#### [Aim]
Please report every line from the material that contains the word "xlabel".
# start of Excerpted data
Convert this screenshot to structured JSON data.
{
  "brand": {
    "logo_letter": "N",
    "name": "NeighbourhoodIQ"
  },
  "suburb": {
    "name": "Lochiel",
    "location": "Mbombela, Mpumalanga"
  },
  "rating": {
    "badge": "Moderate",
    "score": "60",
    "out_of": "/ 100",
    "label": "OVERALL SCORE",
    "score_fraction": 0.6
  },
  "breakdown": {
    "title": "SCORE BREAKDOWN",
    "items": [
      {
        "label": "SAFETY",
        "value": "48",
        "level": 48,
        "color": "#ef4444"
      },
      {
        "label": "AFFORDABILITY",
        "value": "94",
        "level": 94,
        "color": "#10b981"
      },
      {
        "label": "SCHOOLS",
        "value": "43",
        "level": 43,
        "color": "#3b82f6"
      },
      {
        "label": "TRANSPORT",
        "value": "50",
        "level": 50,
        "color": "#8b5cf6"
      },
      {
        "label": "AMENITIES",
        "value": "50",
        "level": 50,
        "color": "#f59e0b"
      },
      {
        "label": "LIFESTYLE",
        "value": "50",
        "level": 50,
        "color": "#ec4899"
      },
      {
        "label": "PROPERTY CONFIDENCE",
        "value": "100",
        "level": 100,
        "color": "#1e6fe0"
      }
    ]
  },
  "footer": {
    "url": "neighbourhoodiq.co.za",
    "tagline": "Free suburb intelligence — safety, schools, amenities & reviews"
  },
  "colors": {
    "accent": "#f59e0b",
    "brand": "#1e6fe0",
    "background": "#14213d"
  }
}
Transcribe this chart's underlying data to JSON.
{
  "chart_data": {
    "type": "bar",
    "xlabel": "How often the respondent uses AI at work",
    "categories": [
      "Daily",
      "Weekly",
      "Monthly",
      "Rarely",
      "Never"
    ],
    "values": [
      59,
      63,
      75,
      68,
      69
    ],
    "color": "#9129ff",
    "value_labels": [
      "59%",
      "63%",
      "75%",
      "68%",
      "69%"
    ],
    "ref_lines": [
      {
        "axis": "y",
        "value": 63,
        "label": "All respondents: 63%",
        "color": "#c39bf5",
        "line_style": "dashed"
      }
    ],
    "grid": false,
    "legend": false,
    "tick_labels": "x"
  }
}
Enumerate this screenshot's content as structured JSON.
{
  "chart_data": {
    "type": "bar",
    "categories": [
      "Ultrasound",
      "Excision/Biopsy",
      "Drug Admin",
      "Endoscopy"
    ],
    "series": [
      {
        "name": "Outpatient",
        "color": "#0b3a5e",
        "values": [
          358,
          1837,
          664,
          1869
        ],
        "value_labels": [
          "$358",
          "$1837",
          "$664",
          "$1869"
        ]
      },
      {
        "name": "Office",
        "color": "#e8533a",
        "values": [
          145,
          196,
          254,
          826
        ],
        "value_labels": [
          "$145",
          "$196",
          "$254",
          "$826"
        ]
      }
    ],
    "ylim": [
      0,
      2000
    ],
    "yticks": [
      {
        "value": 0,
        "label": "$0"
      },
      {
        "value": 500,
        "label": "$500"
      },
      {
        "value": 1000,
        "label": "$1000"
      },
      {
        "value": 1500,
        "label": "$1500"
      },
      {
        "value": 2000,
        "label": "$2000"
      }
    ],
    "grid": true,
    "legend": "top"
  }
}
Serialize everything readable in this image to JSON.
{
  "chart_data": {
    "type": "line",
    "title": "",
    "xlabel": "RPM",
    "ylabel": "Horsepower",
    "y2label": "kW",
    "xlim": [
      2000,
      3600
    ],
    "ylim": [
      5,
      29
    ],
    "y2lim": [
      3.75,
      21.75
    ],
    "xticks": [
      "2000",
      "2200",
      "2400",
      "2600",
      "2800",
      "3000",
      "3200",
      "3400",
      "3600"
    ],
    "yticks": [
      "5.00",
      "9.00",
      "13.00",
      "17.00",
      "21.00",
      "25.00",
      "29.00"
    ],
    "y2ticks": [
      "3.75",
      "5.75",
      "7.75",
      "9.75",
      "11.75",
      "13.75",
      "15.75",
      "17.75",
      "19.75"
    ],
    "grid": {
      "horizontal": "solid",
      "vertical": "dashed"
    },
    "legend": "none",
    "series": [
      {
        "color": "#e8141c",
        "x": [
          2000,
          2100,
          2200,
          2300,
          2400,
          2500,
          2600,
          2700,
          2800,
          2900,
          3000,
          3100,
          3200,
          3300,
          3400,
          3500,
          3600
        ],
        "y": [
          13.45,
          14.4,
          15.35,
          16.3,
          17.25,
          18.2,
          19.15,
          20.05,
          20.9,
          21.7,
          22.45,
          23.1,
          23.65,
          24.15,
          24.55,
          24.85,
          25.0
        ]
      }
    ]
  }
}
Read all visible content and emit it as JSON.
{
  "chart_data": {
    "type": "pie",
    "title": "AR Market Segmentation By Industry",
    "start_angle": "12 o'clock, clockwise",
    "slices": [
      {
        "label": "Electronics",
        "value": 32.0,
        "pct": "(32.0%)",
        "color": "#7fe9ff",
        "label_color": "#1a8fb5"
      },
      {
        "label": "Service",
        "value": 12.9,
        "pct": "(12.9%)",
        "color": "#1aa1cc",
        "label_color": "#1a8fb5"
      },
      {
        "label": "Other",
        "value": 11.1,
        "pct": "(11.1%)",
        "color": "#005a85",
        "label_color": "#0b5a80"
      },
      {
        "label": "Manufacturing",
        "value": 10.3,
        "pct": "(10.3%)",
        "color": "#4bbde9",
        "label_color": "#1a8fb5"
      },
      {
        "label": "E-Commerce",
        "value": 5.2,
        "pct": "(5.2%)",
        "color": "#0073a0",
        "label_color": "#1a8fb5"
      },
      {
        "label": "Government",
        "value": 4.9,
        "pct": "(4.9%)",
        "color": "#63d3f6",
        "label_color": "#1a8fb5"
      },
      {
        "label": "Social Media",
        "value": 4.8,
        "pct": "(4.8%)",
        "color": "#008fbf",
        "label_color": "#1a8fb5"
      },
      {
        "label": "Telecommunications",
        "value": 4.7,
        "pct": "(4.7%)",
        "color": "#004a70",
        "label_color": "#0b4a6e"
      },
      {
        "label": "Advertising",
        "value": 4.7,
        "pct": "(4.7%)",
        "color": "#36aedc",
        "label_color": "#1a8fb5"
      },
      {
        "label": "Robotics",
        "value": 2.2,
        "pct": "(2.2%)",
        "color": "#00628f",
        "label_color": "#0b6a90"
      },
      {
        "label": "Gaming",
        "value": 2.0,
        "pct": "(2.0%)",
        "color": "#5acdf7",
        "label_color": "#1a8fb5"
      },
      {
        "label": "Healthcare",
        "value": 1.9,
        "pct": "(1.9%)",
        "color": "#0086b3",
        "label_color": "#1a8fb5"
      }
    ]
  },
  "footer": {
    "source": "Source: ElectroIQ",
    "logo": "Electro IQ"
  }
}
# end of Excerpted data
#### [Exercise answer]
    "xlabel": "How often the respondent uses AI at work",
    "xlabel": "RPM",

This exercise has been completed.